What is asked:
Sift the material for lines containing "name", and return them.

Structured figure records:

+ + +

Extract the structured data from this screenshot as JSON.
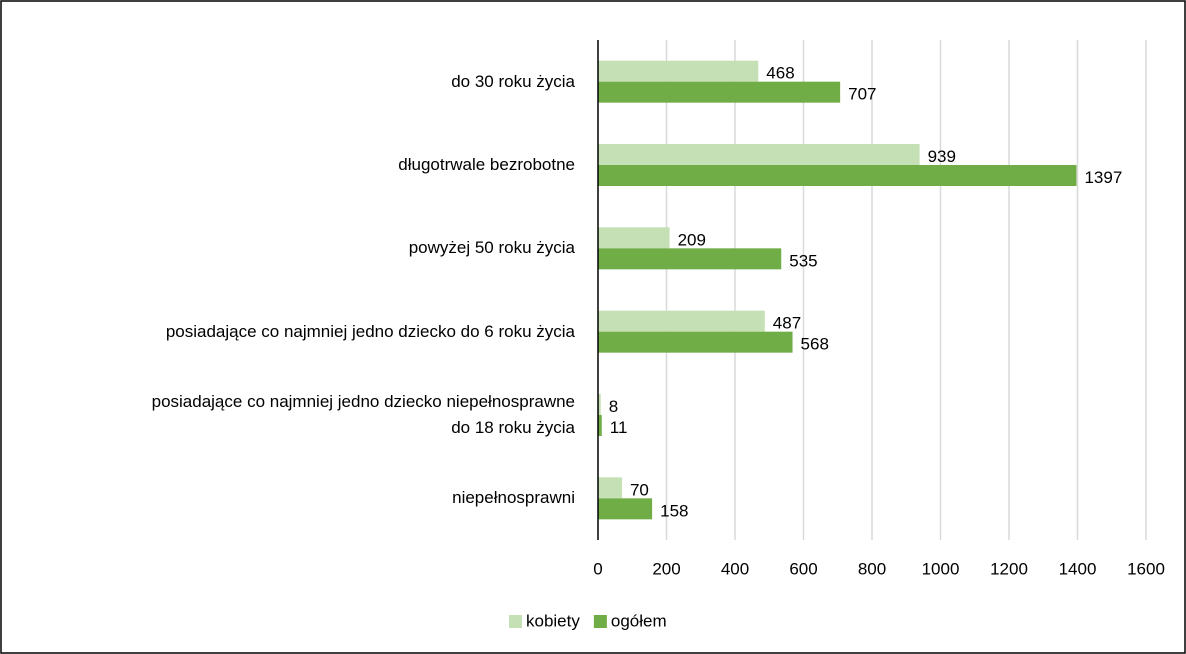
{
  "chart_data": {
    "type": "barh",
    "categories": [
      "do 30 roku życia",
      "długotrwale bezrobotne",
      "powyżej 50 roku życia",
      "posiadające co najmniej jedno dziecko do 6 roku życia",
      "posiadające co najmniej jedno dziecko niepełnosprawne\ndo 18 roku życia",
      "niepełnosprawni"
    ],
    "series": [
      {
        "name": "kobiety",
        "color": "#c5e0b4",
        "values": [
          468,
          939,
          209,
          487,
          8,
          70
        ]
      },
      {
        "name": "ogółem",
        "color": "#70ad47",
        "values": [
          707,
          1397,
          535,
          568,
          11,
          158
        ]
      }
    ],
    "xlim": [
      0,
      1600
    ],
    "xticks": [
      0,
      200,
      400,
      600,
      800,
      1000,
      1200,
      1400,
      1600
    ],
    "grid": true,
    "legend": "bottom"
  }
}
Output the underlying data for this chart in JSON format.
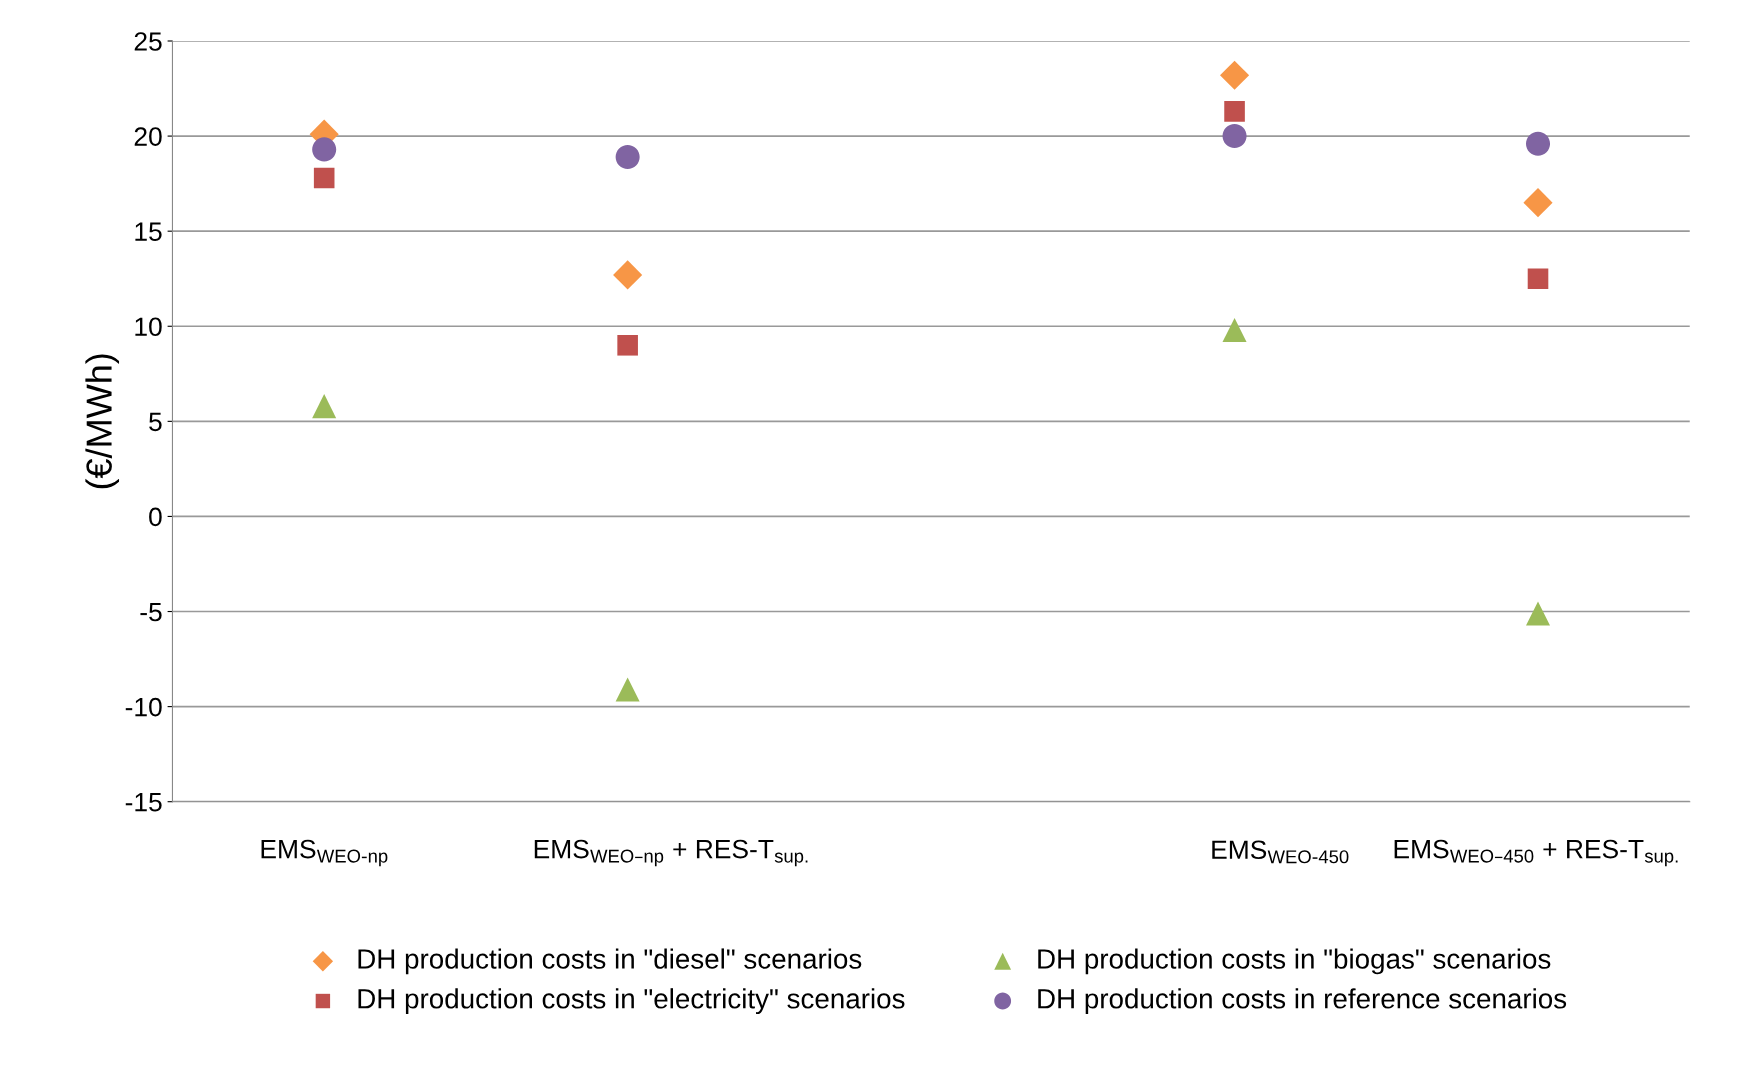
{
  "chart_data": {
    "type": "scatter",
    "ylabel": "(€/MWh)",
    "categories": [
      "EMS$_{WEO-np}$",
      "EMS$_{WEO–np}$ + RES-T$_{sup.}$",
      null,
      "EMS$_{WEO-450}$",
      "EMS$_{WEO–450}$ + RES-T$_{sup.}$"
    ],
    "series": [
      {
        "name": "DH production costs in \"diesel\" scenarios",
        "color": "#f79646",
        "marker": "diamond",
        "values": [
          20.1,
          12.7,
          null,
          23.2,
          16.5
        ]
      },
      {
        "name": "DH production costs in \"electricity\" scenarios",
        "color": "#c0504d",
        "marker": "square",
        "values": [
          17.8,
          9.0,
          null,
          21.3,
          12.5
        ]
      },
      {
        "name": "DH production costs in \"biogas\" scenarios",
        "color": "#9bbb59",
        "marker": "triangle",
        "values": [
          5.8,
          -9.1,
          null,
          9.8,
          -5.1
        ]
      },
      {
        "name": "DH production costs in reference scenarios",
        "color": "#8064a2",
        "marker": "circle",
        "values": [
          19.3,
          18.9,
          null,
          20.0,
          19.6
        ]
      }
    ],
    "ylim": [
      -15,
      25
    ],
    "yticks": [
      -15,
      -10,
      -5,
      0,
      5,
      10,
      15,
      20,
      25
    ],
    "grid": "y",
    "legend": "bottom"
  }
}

+ + +

Output of the task:
        "name": "kobiety",
        "name": "ogółem",
        "name": "DH production costs in \"diesel\" scenarios",
        "name": "DH production costs in \"electricity\" scenarios",
        "name": "DH production costs in \"biogas\" scenarios",
        "name": "DH production costs in reference scenarios",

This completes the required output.